BEGIN SOURCE RECORDS

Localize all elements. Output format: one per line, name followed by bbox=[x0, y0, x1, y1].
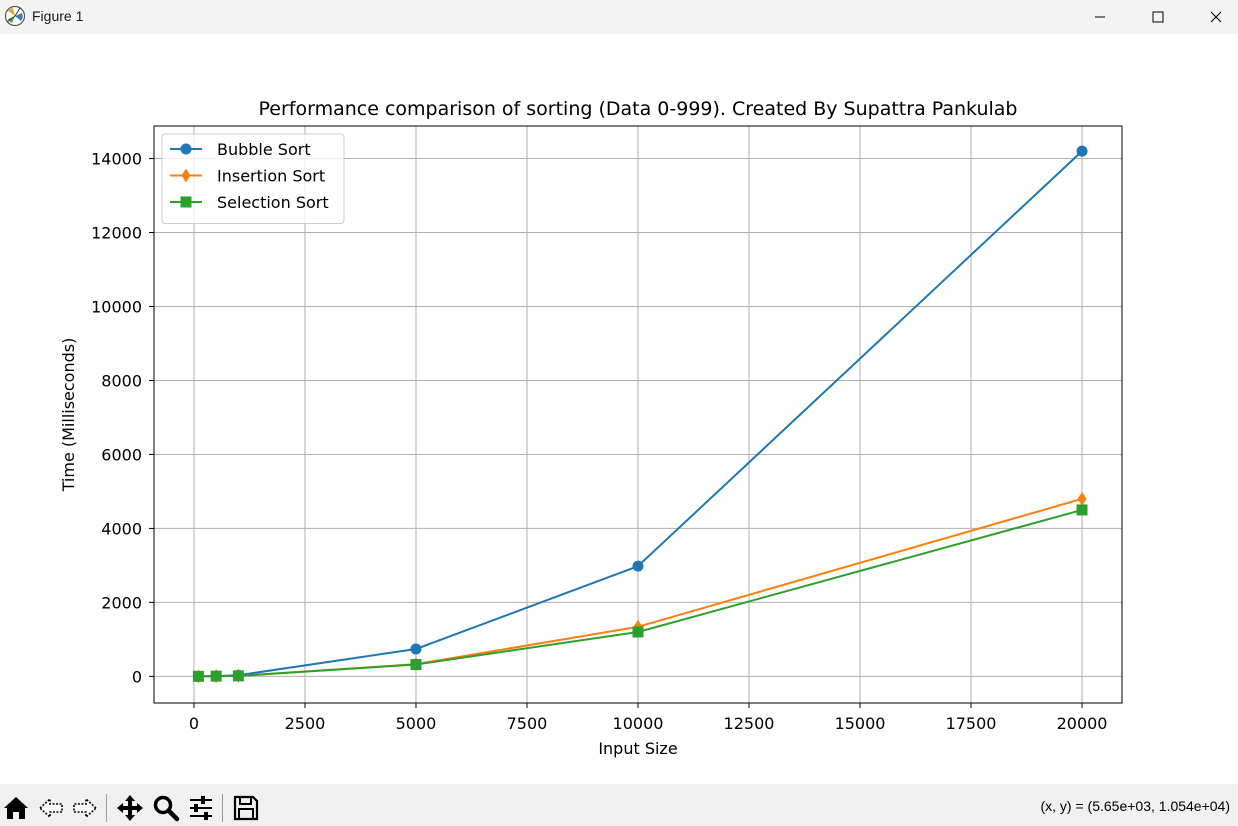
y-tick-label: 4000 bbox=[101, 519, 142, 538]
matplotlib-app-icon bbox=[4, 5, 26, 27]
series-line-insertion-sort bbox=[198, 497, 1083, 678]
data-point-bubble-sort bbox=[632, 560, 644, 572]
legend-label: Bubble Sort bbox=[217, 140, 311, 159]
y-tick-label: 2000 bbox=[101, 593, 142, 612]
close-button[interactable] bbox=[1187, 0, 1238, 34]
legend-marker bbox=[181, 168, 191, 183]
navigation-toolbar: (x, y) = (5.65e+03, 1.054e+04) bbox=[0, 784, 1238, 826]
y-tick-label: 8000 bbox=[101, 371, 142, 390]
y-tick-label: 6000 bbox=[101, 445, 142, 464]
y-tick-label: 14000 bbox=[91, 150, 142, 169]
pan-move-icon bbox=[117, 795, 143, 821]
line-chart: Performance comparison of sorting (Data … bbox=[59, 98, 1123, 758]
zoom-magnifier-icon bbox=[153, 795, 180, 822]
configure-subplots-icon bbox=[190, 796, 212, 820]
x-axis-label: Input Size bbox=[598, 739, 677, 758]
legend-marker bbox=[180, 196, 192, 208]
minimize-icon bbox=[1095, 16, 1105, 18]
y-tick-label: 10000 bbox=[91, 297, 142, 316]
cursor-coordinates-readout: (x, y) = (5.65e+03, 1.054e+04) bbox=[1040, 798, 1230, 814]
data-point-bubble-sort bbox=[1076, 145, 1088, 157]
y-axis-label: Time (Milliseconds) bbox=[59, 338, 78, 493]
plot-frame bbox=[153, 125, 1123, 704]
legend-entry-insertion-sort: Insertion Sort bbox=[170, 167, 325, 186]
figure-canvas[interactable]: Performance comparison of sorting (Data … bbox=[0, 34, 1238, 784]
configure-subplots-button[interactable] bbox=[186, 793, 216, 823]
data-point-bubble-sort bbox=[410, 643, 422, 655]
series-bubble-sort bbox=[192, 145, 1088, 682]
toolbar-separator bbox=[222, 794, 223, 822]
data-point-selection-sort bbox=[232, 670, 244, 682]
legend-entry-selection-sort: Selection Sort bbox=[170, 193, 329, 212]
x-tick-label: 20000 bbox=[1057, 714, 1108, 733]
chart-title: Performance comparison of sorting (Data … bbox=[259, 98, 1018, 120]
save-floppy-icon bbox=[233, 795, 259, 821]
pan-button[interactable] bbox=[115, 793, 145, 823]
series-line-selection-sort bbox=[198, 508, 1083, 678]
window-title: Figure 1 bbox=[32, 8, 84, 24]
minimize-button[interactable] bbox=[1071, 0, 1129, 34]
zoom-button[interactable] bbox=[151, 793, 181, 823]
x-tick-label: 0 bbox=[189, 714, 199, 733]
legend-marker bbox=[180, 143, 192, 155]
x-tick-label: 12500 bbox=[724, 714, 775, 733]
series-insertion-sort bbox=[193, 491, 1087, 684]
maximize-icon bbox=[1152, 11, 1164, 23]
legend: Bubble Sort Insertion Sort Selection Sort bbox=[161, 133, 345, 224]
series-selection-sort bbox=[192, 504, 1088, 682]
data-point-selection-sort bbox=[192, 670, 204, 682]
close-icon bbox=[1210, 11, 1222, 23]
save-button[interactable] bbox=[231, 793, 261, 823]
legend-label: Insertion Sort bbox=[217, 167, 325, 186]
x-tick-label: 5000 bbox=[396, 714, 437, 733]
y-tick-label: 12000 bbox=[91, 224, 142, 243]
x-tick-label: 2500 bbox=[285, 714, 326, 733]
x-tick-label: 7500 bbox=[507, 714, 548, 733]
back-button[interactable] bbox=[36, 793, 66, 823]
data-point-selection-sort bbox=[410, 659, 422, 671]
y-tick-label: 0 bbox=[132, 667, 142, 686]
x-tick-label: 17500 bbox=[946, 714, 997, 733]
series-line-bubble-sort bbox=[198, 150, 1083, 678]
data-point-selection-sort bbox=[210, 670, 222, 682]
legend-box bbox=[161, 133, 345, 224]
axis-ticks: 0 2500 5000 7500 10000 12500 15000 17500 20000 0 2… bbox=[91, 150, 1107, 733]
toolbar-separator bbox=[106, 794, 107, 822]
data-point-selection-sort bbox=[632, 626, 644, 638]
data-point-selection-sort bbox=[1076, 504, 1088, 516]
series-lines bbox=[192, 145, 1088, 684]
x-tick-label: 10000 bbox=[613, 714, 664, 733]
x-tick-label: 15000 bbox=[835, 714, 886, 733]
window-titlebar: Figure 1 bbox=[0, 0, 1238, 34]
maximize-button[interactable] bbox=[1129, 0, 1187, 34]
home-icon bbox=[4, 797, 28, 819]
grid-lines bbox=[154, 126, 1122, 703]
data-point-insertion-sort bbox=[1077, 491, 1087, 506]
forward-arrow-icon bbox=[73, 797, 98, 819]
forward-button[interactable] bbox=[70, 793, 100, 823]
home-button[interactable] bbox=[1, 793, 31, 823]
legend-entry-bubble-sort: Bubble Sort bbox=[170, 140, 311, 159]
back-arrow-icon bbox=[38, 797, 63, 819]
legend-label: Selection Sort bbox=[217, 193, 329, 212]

END SOURCE RECORDS

§ EXERCISE GOAL: Copy the material above line for line, keeping every character unchanged, and leave the pictures out.

§ THE OUTPUT:
Localize all elements. Output format: one per line, name followed by bbox=[x0, y0, x1, y1].
y-tick-label: 4000 bbox=[101, 519, 142, 538]
matplotlib-app-icon bbox=[4, 5, 26, 27]
series-line-insertion-sort bbox=[198, 497, 1083, 678]
data-point-bubble-sort bbox=[632, 560, 644, 572]
legend-label: Bubble Sort bbox=[217, 140, 311, 159]
y-tick-label: 2000 bbox=[101, 593, 142, 612]
close-button[interactable] bbox=[1187, 0, 1238, 34]
legend-marker bbox=[181, 168, 191, 183]
navigation-toolbar: (x, y) = (5.65e+03, 1.054e+04) bbox=[0, 784, 1238, 826]
y-tick-label: 8000 bbox=[101, 371, 142, 390]
y-tick-label: 6000 bbox=[101, 445, 142, 464]
y-tick-label: 14000 bbox=[91, 150, 142, 169]
pan-move-icon bbox=[117, 795, 143, 821]
line-chart: Performance comparison of sorting (Data … bbox=[59, 98, 1123, 758]
zoom-magnifier-icon bbox=[153, 795, 180, 822]
configure-subplots-icon bbox=[190, 796, 212, 820]
x-axis-label: Input Size bbox=[598, 739, 677, 758]
legend-marker bbox=[180, 196, 192, 208]
minimize-icon bbox=[1095, 16, 1105, 18]
y-tick-label: 10000 bbox=[91, 297, 142, 316]
cursor-coordinates-readout: (x, y) = (5.65e+03, 1.054e+04) bbox=[1040, 798, 1230, 814]
data-point-bubble-sort bbox=[1076, 145, 1088, 157]
y-axis-label: Time (Milliseconds) bbox=[59, 338, 78, 493]
plot-frame bbox=[153, 125, 1123, 704]
legend-entry-insertion-sort: Insertion Sort bbox=[170, 167, 325, 186]
figure-canvas[interactable]: Performance comparison of sorting (Data … bbox=[0, 34, 1238, 784]
configure-subplots-button[interactable] bbox=[186, 793, 216, 823]
data-point-bubble-sort bbox=[410, 643, 422, 655]
series-bubble-sort bbox=[192, 145, 1088, 682]
toolbar-separator bbox=[222, 794, 223, 822]
data-point-selection-sort bbox=[232, 670, 244, 682]
legend-entry-selection-sort: Selection Sort bbox=[170, 193, 329, 212]
x-tick-label: 20000 bbox=[1057, 714, 1108, 733]
chart-title: Performance comparison of sorting (Data … bbox=[259, 98, 1018, 120]
save-floppy-icon bbox=[233, 795, 259, 821]
pan-button[interactable] bbox=[115, 793, 145, 823]
series-line-selection-sort bbox=[198, 508, 1083, 678]
window-title: Figure 1 bbox=[32, 8, 84, 24]
minimize-button[interactable] bbox=[1071, 0, 1129, 34]
zoom-button[interactable] bbox=[151, 793, 181, 823]
x-tick-label: 0 bbox=[189, 714, 199, 733]
legend-marker bbox=[180, 143, 192, 155]
x-tick-label: 12500 bbox=[724, 714, 775, 733]
series-insertion-sort bbox=[193, 491, 1087, 684]
maximize-icon bbox=[1152, 11, 1164, 23]
legend: Bubble Sort Insertion Sort Selection Sort bbox=[161, 133, 345, 224]
series-selection-sort bbox=[192, 504, 1088, 682]
data-point-selection-sort bbox=[192, 670, 204, 682]
close-icon bbox=[1210, 11, 1222, 23]
save-button[interactable] bbox=[231, 793, 261, 823]
legend-label: Insertion Sort bbox=[217, 167, 325, 186]
x-tick-label: 5000 bbox=[396, 714, 437, 733]
y-tick-label: 12000 bbox=[91, 224, 142, 243]
x-tick-label: 2500 bbox=[285, 714, 326, 733]
x-tick-label: 7500 bbox=[507, 714, 548, 733]
back-button[interactable] bbox=[36, 793, 66, 823]
data-point-selection-sort bbox=[410, 659, 422, 671]
y-tick-label: 0 bbox=[132, 667, 142, 686]
x-tick-label: 17500 bbox=[946, 714, 997, 733]
series-line-bubble-sort bbox=[198, 150, 1083, 678]
data-point-selection-sort bbox=[210, 670, 222, 682]
legend-box bbox=[161, 133, 345, 224]
axis-ticks: 0 2500 5000 7500 10000 12500 15000 17500 20000 0 2… bbox=[91, 150, 1107, 733]
toolbar-separator bbox=[106, 794, 107, 822]
data-point-selection-sort bbox=[632, 626, 644, 638]
data-point-selection-sort bbox=[1076, 504, 1088, 516]
series-lines bbox=[192, 145, 1088, 684]
x-tick-label: 10000 bbox=[613, 714, 664, 733]
x-tick-label: 15000 bbox=[835, 714, 886, 733]
window-titlebar: Figure 1 bbox=[0, 0, 1238, 34]
maximize-button[interactable] bbox=[1129, 0, 1187, 34]
home-icon bbox=[4, 797, 28, 819]
grid-lines bbox=[154, 126, 1122, 703]
data-point-insertion-sort bbox=[1077, 491, 1087, 506]
forward-arrow-icon bbox=[73, 797, 98, 819]
forward-button[interactable] bbox=[70, 793, 100, 823]
home-button[interactable] bbox=[1, 793, 31, 823]
legend-entry-bubble-sort: Bubble Sort bbox=[170, 140, 311, 159]
back-arrow-icon bbox=[38, 797, 63, 819]
legend-label: Selection Sort bbox=[217, 193, 329, 212]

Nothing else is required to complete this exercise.